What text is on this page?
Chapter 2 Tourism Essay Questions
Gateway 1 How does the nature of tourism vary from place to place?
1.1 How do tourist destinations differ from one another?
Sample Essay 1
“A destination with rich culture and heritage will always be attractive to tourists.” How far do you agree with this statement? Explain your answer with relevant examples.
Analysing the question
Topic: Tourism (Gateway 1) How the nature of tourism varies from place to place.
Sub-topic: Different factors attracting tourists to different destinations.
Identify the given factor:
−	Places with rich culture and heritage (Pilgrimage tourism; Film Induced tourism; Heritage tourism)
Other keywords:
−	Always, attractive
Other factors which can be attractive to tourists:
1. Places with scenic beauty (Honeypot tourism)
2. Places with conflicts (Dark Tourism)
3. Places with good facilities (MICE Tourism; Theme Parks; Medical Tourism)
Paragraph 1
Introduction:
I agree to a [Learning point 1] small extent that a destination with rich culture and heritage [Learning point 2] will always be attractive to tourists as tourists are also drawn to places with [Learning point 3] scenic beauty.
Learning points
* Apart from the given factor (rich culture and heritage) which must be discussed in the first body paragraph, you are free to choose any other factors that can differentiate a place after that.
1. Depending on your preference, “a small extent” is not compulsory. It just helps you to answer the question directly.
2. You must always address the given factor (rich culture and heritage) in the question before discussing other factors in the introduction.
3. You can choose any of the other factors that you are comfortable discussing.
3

--- --- ---

EXERCISE AIM
All of the data above should be transcribed exactly.

THE SOLUTION
What text is on this page?
Chapter 2 Tourism Essay Questions
Gateway 1 How does the nature of tourism vary from place to place?
1.1 How do tourist destinations differ from one another?
Sample Essay 1
“A destination with rich culture and heritage will always be attractive to tourists.” How far do you agree with this statement? Explain your answer with relevant examples.
Analysing the question
Topic: Tourism (Gateway 1) How the nature of tourism varies from place to place.
Sub-topic: Different factors attracting tourists to different destinations.
Identify the given factor:
−	Places with rich culture and heritage (Pilgrimage tourism; Film Induced tourism; Heritage tourism)
Other keywords:
−	Always, attractive
Other factors which can be attractive to tourists:
1. Places with scenic beauty (Honeypot tourism)
2. Places with conflicts (Dark Tourism)
3. Places with good facilities (MICE Tourism; Theme Parks; Medical Tourism)
Paragraph 1
Introduction:
I agree to a [Learning point 1] small extent that a destination with rich culture and heritage [Learning point 2] will always be attractive to tourists as tourists are also drawn to places with [Learning point 3] scenic beauty.
Learning points
* Apart from the given factor (rich culture and heritage) which must be discussed in the first body paragraph, you are free to choose any other factors that can differentiate a place after that.
1. Depending on your preference, “a small extent” is not compulsory. It just helps you to answer the question directly.
2. You must always address the given factor (rich culture and heritage) in the question before discussing other factors in the introduction.
3. You can choose any of the other factors that you are comfortable discussing.
3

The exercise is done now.